BRANO ESTRATTO>
= = = = = = =

Politica Italia

Padoan, giallo dimissioni: “Riforme o me ne vado”. Poi la smentita

ROMA – “Assurde”. Così il ministro dell’ Economia Pier Carlo Padoan definisce le voci di sue dimissioni, confermando invece “la propria determinazione a proseguire nei prossimi mesi l’azione di riforma, di risanamento dei conti e di sostegno alla crescita avviata dal governo nel 2014”. Il retroscena (pubblicato domenica mattina da La Stampa) che attribuisce al ministro dubbi sulla prosecuzione del suo incarico, specifica il Mef, è “totalmente privo di fondamento e i virgolettati che gli vengono attribuiti sono frutto di fantasia”.

In particolare La Stampa, in un articolo a firma di Fabio Martini, scrive che in questi giorni, dopo una missione a Bruxelles e a Parigi, il ministro dell’Economia si è fatto più riflessivo, meno ottimista sul quadro, si è reso conto che a Bruxelles il no al referendum ha lasciato il segno, ha rappresentato un colpo all’immagine di un’Italia proiettata su un cambiamento accelerato.

= = = = = = =

RIGHE RIPORTATE>
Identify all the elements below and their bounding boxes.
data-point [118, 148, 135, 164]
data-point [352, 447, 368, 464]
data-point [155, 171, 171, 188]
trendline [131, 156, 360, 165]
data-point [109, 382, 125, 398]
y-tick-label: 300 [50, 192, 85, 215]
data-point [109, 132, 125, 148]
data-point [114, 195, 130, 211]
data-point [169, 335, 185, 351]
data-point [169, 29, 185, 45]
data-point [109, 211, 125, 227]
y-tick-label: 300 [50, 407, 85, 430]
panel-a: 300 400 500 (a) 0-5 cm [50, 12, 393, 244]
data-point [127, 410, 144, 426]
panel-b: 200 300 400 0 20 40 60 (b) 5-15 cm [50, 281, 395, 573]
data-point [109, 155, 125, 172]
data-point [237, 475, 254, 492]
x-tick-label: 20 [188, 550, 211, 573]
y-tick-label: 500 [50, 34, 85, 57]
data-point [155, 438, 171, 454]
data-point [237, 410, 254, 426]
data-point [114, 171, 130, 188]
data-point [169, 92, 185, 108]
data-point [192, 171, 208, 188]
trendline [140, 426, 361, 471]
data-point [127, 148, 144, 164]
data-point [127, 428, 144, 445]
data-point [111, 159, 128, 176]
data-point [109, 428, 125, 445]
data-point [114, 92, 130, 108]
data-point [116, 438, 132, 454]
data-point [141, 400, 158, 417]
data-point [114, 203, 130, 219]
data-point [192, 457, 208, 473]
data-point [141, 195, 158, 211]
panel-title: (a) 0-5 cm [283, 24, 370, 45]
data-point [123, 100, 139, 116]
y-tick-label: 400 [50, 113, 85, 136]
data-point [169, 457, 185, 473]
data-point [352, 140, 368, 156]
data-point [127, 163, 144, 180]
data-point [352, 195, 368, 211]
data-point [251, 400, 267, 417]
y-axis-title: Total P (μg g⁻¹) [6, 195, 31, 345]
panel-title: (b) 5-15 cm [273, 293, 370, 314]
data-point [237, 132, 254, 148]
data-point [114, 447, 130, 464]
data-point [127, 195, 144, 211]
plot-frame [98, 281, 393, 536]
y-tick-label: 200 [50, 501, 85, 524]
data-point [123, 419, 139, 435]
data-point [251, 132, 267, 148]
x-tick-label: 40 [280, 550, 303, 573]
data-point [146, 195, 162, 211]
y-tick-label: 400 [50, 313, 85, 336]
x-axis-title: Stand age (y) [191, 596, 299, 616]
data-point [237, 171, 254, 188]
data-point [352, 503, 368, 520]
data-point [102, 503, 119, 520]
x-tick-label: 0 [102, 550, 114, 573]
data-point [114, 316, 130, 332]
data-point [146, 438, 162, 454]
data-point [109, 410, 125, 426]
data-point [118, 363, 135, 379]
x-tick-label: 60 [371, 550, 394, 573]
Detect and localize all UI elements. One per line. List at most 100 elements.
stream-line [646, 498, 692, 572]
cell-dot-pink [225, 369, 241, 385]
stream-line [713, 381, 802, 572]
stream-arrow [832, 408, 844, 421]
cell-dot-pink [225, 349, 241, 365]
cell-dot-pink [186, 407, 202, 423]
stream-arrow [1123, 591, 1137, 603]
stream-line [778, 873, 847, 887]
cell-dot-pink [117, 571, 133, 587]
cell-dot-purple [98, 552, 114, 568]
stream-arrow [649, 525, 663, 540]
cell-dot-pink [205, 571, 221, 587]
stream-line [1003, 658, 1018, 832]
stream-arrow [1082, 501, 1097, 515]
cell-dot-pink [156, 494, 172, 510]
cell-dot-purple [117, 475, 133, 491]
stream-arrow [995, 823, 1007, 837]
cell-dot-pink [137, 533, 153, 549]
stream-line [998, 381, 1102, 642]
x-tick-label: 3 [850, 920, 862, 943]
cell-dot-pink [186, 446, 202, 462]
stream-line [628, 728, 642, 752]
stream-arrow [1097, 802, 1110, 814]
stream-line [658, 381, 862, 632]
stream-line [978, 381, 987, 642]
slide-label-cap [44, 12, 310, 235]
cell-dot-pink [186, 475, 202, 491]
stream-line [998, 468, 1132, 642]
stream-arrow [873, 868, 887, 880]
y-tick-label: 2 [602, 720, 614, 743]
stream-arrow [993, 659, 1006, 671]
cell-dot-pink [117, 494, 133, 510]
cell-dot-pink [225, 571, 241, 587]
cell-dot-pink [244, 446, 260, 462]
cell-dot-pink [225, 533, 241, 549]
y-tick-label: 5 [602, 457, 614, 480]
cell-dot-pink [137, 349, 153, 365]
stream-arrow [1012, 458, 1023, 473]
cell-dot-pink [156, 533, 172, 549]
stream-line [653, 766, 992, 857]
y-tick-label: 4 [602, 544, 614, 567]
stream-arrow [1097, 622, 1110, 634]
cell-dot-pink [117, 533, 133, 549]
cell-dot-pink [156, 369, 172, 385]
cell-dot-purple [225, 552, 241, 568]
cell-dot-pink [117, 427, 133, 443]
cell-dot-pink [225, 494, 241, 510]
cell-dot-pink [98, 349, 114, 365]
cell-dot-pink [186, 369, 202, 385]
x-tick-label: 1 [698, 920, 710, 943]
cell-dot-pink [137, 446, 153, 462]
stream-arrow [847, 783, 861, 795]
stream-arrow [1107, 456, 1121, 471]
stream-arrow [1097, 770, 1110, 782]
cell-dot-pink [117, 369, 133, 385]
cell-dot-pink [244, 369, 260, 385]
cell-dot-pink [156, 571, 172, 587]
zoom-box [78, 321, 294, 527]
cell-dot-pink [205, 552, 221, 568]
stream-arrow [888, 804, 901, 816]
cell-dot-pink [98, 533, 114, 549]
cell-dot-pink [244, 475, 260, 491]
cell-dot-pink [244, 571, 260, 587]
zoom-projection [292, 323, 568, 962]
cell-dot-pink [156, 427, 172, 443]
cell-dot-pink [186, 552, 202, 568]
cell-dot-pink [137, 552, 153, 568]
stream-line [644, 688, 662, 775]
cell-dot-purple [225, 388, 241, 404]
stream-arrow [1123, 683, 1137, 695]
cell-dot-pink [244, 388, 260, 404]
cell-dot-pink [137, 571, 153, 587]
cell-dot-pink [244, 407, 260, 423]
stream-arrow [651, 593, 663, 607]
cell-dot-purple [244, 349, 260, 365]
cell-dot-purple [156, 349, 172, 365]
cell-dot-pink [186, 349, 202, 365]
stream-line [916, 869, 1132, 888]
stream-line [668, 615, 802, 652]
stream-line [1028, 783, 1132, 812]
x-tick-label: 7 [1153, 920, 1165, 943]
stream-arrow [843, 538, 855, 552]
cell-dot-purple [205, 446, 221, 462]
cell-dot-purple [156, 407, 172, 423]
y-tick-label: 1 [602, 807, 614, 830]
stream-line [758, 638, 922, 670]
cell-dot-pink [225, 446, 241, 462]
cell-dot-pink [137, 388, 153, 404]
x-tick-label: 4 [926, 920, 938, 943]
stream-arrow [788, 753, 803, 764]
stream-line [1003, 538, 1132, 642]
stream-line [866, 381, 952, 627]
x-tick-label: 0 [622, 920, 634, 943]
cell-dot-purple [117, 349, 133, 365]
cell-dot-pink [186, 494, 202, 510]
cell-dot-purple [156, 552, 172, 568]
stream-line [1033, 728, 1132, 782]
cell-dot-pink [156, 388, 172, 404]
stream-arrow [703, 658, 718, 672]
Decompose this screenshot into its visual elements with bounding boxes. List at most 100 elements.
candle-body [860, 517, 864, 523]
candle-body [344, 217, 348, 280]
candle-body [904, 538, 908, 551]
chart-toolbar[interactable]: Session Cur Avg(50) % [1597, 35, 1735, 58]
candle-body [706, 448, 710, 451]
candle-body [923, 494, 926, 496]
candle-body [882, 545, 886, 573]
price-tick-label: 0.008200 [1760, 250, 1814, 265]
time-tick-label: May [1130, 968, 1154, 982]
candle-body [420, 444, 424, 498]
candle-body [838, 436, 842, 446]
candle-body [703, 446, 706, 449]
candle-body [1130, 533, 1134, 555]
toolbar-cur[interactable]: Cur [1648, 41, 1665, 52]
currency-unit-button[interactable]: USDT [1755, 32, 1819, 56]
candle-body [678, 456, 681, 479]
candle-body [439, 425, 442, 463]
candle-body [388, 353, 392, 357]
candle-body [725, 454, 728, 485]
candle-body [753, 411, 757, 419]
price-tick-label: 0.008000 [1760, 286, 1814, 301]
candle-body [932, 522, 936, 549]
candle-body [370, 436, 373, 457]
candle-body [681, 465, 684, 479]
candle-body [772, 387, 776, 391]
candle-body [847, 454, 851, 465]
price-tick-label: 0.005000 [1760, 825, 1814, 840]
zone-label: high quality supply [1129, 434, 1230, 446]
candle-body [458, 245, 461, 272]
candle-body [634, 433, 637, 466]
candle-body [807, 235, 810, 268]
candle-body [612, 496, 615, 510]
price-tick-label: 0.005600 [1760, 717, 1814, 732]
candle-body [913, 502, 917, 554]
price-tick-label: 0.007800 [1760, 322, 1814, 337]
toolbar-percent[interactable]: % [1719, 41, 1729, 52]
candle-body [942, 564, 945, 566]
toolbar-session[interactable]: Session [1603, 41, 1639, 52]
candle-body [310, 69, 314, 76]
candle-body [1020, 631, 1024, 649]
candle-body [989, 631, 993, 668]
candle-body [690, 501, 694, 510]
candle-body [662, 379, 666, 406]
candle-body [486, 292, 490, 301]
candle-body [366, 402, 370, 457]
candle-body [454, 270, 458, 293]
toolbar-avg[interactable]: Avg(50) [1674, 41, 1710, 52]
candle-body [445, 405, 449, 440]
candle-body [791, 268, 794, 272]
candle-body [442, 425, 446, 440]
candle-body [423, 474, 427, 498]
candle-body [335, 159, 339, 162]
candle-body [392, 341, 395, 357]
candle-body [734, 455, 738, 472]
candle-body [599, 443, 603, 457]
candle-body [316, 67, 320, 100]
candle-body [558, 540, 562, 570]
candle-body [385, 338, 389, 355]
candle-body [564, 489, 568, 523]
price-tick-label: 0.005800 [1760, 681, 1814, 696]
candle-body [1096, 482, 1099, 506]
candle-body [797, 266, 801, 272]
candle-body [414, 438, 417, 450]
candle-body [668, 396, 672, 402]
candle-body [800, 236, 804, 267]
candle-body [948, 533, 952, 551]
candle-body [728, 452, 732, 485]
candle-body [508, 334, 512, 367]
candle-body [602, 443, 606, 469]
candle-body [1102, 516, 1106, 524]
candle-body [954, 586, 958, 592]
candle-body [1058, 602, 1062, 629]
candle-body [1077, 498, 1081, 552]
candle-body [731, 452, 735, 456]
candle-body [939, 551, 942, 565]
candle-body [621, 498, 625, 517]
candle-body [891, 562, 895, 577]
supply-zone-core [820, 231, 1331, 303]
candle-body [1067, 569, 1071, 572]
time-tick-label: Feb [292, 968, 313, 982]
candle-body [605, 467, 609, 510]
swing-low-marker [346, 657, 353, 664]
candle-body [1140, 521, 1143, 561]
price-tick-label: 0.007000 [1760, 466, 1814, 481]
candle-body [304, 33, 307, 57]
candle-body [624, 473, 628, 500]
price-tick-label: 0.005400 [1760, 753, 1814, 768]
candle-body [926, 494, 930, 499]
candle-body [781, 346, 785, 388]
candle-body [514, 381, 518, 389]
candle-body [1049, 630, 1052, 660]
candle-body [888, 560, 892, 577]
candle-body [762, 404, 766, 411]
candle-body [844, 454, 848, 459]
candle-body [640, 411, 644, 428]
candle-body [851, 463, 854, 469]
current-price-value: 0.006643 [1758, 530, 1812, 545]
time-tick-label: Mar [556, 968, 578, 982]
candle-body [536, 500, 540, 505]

= = = = = = =

CONSEGNA A>
Ricopia dall'articolo sulle dimissioni di Padoan il passo che va da "In particolare La" fino a "un cambiamento accelerato." compreso.
CONSEGNA B>
Riassumi in due frasi l'articolo sulle voci di dimissioni di Padoan.
CONSEGNA C>
Prosegui l'articolo sulle voci di dimissioni di Padoan dal punto in cui si interrompe.

RISPOSTA A>
In particolare La Stampa, in un articolo a firma di Fabio Martini, scrive che in questi giorni, dopo una missione a Bruxelles e a Parigi, il ministro dell’Economia si è fatto più riflessivo, meno ottimista sul quadro, si è reso conto che a Bruxelles il no al referendum ha lasciato il segno, ha rappresentato un colpo all’immagine di un’Italia proiettata su un cambiamento accelerato.

RISPOSTA B>
Il ministro dell'Economia Pier Carlo Padoan ha definito "assurde" le voci sulle sue dimissioni e ha confermato la determinazione a proseguire l'azione di riforma, di risanamento dei conti e di sostegno alla crescita avviata dal governo nel 2014. Il Mef ha dichiarato totalmente privo di fondamento il retroscena de La Stampa, secondo cui il ministro, dopo una missione a Bruxelles e a Parigi, si sarebbe fatto meno ottimista perché a Bruxelles il no al referendum ha lasciato il segno.

RISPOSTA C>
“Il nostro problema – ha spiegato Padoan ai suoi collaboratori – non è tanto la correzione di aprile, ma se siamo in grado di ripartire con una strategia di riforme incisive”. L’occasione per farlo, secondo il ministro dell’Economia, è il Def, il Documento di economia e finanza, che dovrà avere un profilo ambizioso e riformatore e che dovrà essere completato entro il 30 aprile, guarda caso lo stesso giorno nel quale si svolgeranno le Primarie del Pd. E qui si apre un altro capitolo dolente, ad avviso di Padoan. Nelle ultime settimane si sono moltiplicate le iniziative destabilizzanti da parte del Pd nei confronti del Mef: dal documento anti-tasse dei 38 deputati «renziani» – non molti per la verità – sino alla convocazione di Padoan e di Gentiloni davanti alla Direzione del Pd. E lì due esponenti di punta della maggioranza del partito, il ministro delle Infrastrutture Graziano Delrio e il presidente Matteo Orfini, hanno punzecchiato Padoan su un tema tutt’altro che secondario.